_DATASET EXCERPTS:_
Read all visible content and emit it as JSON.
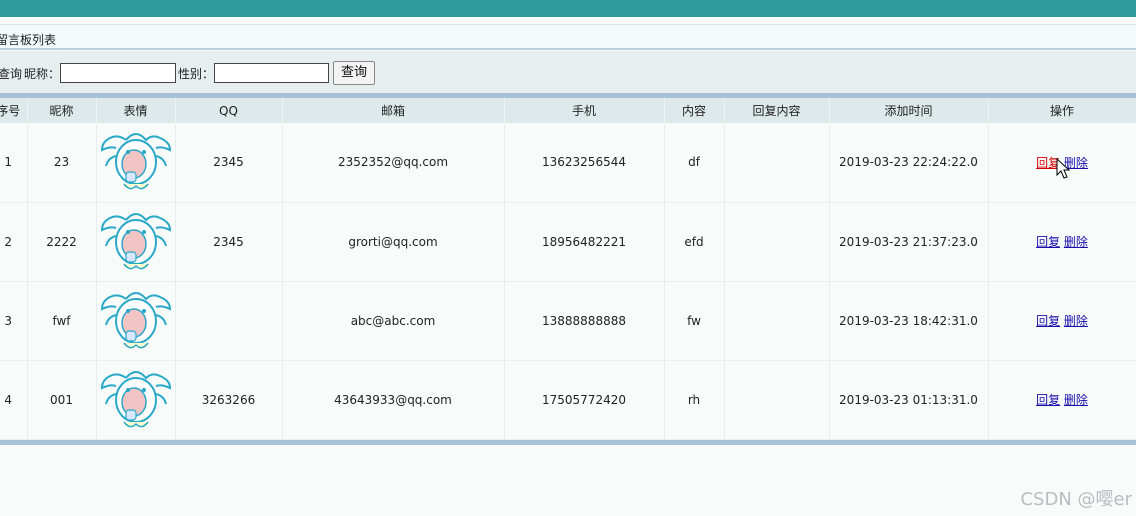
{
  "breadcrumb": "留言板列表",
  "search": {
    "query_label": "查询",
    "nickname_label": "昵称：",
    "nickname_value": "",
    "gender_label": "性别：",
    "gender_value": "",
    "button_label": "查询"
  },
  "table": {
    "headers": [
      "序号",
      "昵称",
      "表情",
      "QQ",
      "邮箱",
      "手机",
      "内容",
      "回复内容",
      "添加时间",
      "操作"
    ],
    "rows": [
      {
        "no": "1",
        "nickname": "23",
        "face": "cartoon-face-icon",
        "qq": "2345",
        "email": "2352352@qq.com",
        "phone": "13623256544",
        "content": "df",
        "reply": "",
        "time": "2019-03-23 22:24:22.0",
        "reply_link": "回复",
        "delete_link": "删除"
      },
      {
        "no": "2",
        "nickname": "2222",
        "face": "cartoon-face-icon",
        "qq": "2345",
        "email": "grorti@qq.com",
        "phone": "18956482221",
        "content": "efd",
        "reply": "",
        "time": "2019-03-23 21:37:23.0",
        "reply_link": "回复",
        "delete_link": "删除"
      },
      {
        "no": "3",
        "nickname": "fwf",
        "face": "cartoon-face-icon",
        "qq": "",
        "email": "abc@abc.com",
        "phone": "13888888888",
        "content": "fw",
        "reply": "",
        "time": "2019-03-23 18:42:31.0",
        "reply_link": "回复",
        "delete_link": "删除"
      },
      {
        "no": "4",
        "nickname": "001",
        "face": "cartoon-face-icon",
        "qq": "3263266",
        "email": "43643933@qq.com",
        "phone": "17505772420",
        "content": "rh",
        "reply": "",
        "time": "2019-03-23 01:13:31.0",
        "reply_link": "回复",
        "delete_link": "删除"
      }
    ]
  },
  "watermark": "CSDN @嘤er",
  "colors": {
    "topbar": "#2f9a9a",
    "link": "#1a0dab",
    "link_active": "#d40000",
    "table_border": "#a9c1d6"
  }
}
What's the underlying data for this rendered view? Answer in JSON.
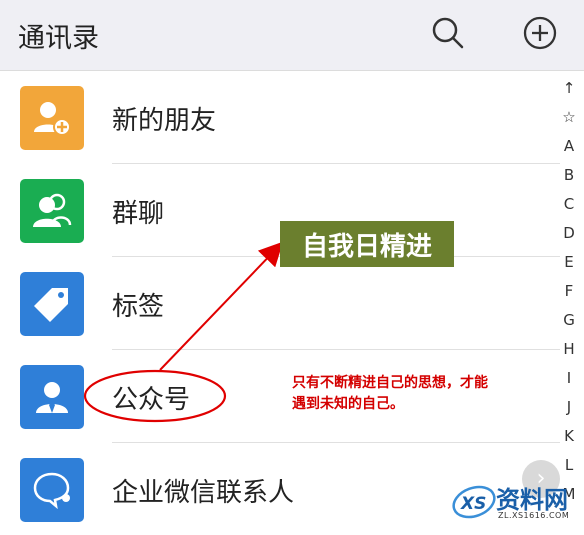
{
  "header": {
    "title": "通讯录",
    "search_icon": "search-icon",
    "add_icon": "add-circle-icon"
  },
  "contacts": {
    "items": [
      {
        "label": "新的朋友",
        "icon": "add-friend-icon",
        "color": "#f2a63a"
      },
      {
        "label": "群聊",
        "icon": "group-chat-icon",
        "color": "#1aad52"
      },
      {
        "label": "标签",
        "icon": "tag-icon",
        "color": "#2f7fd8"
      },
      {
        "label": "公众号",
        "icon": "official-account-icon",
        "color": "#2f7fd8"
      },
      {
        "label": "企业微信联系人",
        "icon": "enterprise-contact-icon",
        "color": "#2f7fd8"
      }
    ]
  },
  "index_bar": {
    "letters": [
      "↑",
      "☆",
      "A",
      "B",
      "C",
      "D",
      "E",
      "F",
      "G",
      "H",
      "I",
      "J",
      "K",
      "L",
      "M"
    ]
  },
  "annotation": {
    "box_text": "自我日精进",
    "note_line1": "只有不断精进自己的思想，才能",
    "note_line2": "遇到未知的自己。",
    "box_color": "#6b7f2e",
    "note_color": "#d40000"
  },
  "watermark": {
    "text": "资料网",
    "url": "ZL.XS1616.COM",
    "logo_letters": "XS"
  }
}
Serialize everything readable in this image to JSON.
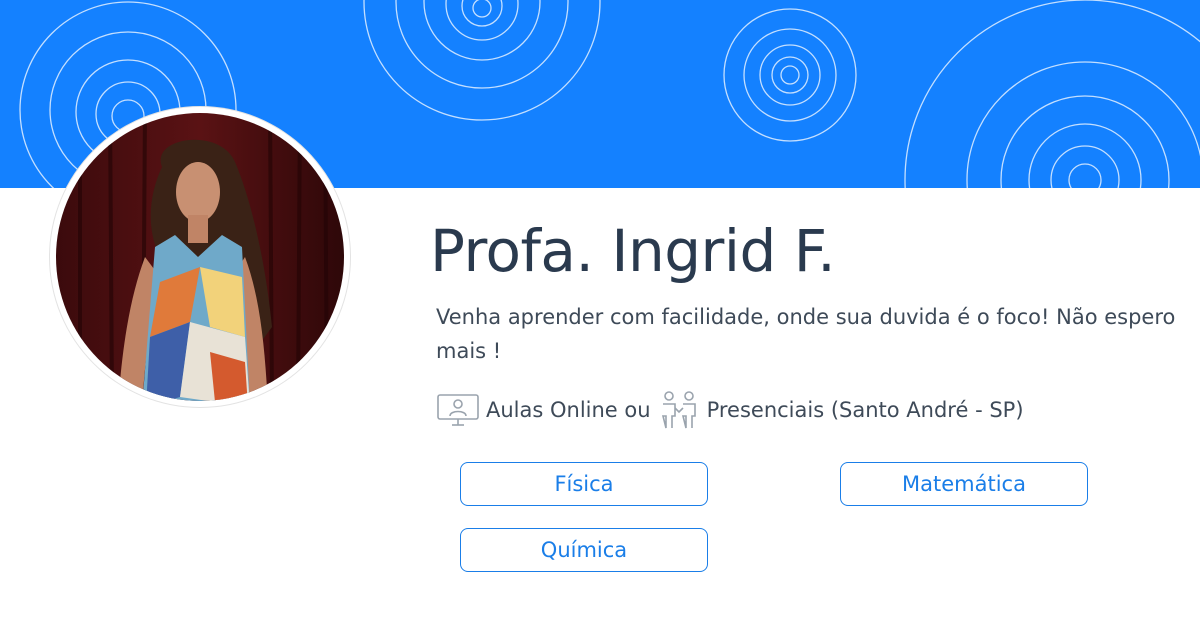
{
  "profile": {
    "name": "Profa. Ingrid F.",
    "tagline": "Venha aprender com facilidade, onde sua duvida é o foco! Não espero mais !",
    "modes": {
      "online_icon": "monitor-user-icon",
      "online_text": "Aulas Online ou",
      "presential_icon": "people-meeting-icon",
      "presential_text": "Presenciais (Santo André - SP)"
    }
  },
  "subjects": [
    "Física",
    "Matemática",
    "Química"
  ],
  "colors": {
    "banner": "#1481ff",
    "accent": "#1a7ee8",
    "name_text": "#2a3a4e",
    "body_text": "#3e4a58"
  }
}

_EXERCISE REQUIREMENTS:_ Transcribe the records above exactly as they appear, leaving out any pictures.

_SOLVED PROBLEM:_
Read all visible content and emit it as JSON.
{
  "breadcrumb": "留言板列表",
  "search": {
    "query_label": "查询",
    "nickname_label": "昵称：",
    "nickname_value": "",
    "gender_label": "性别：",
    "gender_value": "",
    "button_label": "查询"
  },
  "table": {
    "headers": [
      "序号",
      "昵称",
      "表情",
      "QQ",
      "邮箱",
      "手机",
      "内容",
      "回复内容",
      "添加时间",
      "操作"
    ],
    "rows": [
      {
        "no": "1",
        "nickname": "23",
        "face": "cartoon-face-icon",
        "qq": "2345",
        "email": "2352352@qq.com",
        "phone": "13623256544",
        "content": "df",
        "reply": "",
        "time": "2019-03-23 22:24:22.0",
        "reply_link": "回复",
        "delete_link": "删除"
      },
      {
        "no": "2",
        "nickname": "2222",
        "face": "cartoon-face-icon",
        "qq": "2345",
        "email": "grorti@qq.com",
        "phone": "18956482221",
        "content": "efd",
        "reply": "",
        "time": "2019-03-23 21:37:23.0",
        "reply_link": "回复",
        "delete_link": "删除"
      },
      {
        "no": "3",
        "nickname": "fwf",
        "face": "cartoon-face-icon",
        "qq": "",
        "email": "abc@abc.com",
        "phone": "13888888888",
        "content": "fw",
        "reply": "",
        "time": "2019-03-23 18:42:31.0",
        "reply_link": "回复",
        "delete_link": "删除"
      },
      {
        "no": "4",
        "nickname": "001",
        "face": "cartoon-face-icon",
        "qq": "3263266",
        "email": "43643933@qq.com",
        "phone": "17505772420",
        "content": "rh",
        "reply": "",
        "time": "2019-03-23 01:13:31.0",
        "reply_link": "回复",
        "delete_link": "删除"
      }
    ]
  },
  "watermark": "CSDN @嘤er",
  "colors": {
    "topbar": "#2f9a9a",
    "link": "#1a0dab",
    "link_active": "#d40000",
    "table_border": "#a9c1d6"
  }
}
What's the underlying data for this rendered view? Answer in JSON.
{
  "header": {
    "title": "通讯录",
    "search_icon": "search-icon",
    "add_icon": "add-circle-icon"
  },
  "contacts": {
    "items": [
      {
        "label": "新的朋友",
        "icon": "add-friend-icon",
        "color": "#f2a63a"
      },
      {
        "label": "群聊",
        "icon": "group-chat-icon",
        "color": "#1aad52"
      },
      {
        "label": "标签",
        "icon": "tag-icon",
        "color": "#2f7fd8"
      },
      {
        "label": "公众号",
        "icon": "official-account-icon",
        "color": "#2f7fd8"
      },
      {
        "label": "企业微信联系人",
        "icon": "enterprise-contact-icon",
        "color": "#2f7fd8"
      }
    ]
  },
  "index_bar": {
    "letters": [
      "↑",
      "☆",
      "A",
      "B",
      "C",
      "D",
      "E",
      "F",
      "G",
      "H",
      "I",
      "J",
      "K",
      "L",
      "M"
    ]
  },
  "annotation": {
    "box_text": "自我日精进",
    "note_line1": "只有不断精进自己的思想，才能",
    "note_line2": "遇到未知的自己。",
    "box_color": "#6b7f2e",
    "note_color": "#d40000"
  },
  "watermark": {
    "text": "资料网",
    "url": "ZL.XS1616.COM",
    "logo_letters": "XS"
  }
}
Serialize everything readable in this image to JSON.
{
  "profile": {
    "name": "Profa. Ingrid F.",
    "tagline": "Venha aprender com facilidade, onde sua duvida é o foco! Não espero mais !",
    "modes": {
      "online_icon": "monitor-user-icon",
      "online_text": "Aulas Online ou",
      "presential_icon": "people-meeting-icon",
      "presential_text": "Presenciais (Santo André - SP)"
    }
  },
  "subjects": [
    "Física",
    "Matemática",
    "Química"
  ],
  "colors": {
    "banner": "#1481ff",
    "accent": "#1a7ee8",
    "name_text": "#2a3a4e",
    "body_text": "#3e4a58"
  }
}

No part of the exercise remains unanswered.